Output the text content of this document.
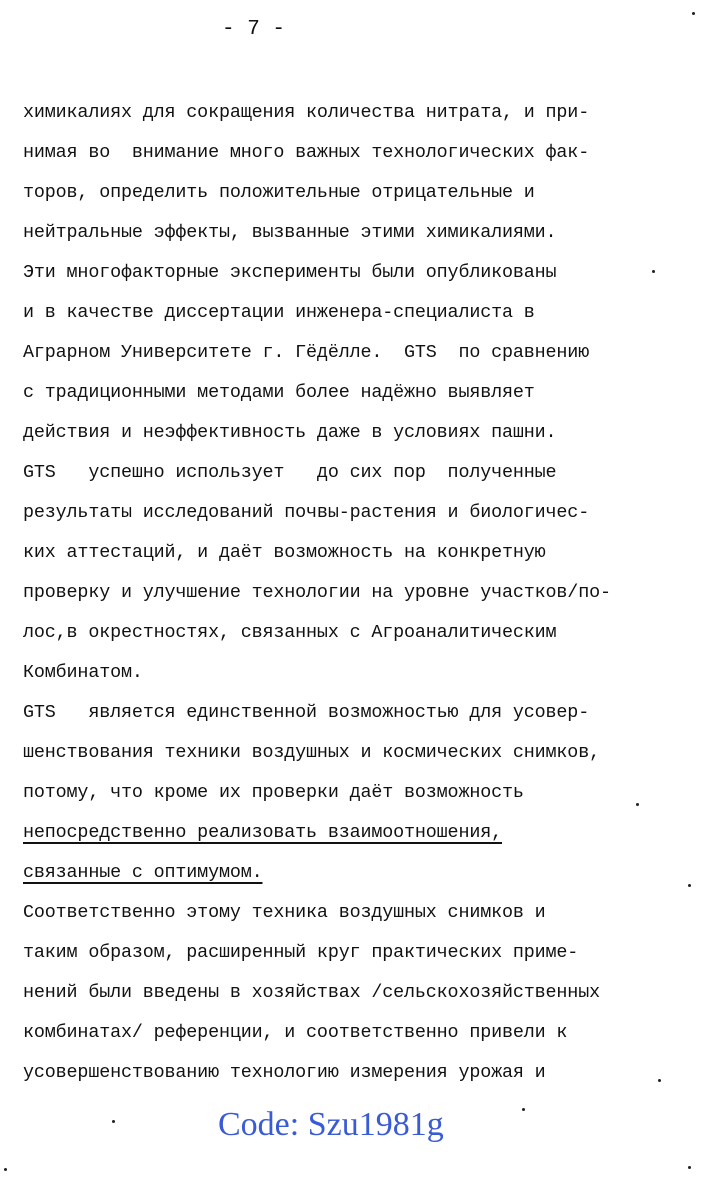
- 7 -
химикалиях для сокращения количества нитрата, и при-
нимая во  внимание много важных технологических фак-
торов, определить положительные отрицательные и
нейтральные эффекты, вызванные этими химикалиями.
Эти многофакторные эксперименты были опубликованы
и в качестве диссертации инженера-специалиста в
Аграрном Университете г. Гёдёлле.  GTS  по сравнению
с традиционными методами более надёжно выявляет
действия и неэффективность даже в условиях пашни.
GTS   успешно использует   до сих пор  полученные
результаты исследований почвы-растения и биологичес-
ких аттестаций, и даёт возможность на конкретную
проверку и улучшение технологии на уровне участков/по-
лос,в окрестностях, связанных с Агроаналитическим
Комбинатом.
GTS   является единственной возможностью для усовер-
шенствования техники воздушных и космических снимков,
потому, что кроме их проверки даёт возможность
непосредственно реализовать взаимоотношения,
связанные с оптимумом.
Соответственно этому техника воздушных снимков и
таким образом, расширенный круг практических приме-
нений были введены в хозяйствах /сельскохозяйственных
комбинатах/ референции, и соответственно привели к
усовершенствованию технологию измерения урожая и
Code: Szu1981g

*CHALLENGE*. Repeat the data exactly, excluding the pictures.

*FULL SOLUTION*.
Output the text content of this document.
- 7 -
химикалиях для сокращения количества нитрата, и при-
нимая во  внимание много важных технологических фак-
торов, определить положительные отрицательные и
нейтральные эффекты, вызванные этими химикалиями.
Эти многофакторные эксперименты были опубликованы
и в качестве диссертации инженера-специалиста в
Аграрном Университете г. Гёдёлле.  GTS  по сравнению
с традиционными методами более надёжно выявляет
действия и неэффективность даже в условиях пашни.
GTS   успешно использует   до сих пор  полученные
результаты исследований почвы-растения и биологичес-
ких аттестаций, и даёт возможность на конкретную
проверку и улучшение технологии на уровне участков/по-
лос,в окрестностях, связанных с Агроаналитическим
Комбинатом.
GTS   является единственной возможностью для усовер-
шенствования техники воздушных и космических снимков,
потому, что кроме их проверки даёт возможность
непосредственно реализовать взаимоотношения,
связанные с оптимумом.
Соответственно этому техника воздушных снимков и
таким образом, расширенный круг практических приме-
нений были введены в хозяйствах /сельскохозяйственных
комбинатах/ референции, и соответственно привели к
усовершенствованию технологию измерения урожая и
Code: Szu1981g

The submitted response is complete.